#### [Textblock]
Freitag, 17. Juni 2005

NS-Verbotsgesetz: Bundespräsident Fischer tritt gegen eine Verschärfung ein

  • Auch Anlassgesetzgebung im Fall Kampl problematisch

Bundespräsident Heinz Fischer lehnt die von den Grünen vorgeschlagene Verschärfung des NS-Verbotsgesetzes ab, um damit etwa den Fall des früher freiheitlichen Bundesrates John Gudenus erfassen zu können. Er würde davon "dringend abraten", so Fischer im "Standard" (Samstag-Ausgabe): "Das Verbotsgesetz gewinnt nicht an Qualität, wenn wir Zweifel, die jemand hat, zu einem strafrechtlichen Tatbestand machen. Mit diesem Problem kommen wir auch ohne Novellierung des Verbotsgesetzes zu Rande."

Fischer hat sich nach eigenen Aussagen auch bei jenem "lupenreinen Anlassgesetz" schwer getan, mit dem ein Bundesrats-Präsident Siegfried Kampl verhindert werden soll. Als Parlamentarier hätte er noch einen "persönlichen Diskussionsbedarf" gehabt, ob man dieses Gesetz wirklich auch auf einen bereits im Amt befindlichen Präsidenten des Bundesrates anwendbar machen soll. Der Bundespräsident: "Ich finde es gut, dass der Präsident des Nationalrates nicht unter Druck gesetzt werden kann, wenn er sich 'unbotmäßig' verhält. Nun haben wir eine Situation, dass die Abberufungsmöglichkeit für einen Präsidenten des Bundesrates ganz anders geregelt ist."

#### [Rohdaten]

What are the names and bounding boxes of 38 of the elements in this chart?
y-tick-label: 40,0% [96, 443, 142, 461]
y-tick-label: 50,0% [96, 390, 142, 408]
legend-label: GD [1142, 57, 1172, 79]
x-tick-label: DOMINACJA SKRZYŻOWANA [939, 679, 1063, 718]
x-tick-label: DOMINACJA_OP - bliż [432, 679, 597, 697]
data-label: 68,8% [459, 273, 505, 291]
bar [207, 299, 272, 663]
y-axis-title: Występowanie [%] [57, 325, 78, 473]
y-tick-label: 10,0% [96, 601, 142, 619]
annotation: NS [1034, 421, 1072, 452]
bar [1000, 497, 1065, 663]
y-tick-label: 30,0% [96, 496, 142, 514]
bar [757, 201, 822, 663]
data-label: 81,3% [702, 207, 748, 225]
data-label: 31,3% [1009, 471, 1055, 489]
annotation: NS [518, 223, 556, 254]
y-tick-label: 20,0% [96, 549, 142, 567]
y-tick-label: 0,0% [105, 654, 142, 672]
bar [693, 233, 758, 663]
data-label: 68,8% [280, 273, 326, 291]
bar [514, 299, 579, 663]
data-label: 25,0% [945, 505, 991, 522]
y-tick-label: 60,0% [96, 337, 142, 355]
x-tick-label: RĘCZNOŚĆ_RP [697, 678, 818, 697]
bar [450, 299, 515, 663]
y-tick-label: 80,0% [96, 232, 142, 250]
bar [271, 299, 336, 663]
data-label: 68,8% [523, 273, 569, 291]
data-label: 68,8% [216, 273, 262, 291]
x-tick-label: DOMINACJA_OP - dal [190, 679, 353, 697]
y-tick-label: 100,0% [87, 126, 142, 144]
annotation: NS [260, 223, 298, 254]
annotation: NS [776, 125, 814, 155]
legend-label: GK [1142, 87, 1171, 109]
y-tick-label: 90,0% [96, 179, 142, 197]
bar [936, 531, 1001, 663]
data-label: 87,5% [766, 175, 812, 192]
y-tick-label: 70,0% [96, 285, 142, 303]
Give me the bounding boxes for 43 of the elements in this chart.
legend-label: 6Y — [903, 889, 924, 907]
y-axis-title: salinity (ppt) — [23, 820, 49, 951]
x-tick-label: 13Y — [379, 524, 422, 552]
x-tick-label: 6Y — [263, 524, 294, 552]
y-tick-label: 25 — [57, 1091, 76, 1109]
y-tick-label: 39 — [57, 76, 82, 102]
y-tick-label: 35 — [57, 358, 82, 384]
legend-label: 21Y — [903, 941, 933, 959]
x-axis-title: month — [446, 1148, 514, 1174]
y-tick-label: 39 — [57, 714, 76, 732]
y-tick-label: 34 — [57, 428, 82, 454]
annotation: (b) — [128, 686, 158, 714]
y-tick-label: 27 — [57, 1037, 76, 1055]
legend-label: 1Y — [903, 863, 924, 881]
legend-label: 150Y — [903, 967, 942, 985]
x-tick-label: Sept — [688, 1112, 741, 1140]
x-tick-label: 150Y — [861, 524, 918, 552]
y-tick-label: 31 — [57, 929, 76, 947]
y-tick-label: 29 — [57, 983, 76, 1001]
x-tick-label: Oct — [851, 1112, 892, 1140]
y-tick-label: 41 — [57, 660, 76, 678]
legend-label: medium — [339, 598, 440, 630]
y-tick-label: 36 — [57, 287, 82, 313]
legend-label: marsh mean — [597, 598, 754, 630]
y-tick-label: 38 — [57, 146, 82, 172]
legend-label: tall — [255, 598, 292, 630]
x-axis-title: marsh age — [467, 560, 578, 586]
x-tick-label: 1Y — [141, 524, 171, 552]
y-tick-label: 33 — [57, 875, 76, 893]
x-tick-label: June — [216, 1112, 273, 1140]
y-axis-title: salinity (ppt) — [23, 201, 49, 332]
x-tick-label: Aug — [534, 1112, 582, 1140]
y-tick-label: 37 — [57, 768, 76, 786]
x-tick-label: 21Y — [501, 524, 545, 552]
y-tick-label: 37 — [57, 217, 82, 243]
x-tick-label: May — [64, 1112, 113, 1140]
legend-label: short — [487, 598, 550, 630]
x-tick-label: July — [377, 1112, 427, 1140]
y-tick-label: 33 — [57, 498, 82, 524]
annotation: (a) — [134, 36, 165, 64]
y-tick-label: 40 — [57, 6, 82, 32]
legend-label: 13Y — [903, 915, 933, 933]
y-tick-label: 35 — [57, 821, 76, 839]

#### [Zu befolgende Anweisungen]
Sag bitte: In welcher Zeitung äußerte sich Bundespräsident Fischer laut dem Textblock?

#### [Antwort]
Im „Standard“ (Samstag-Ausgabe).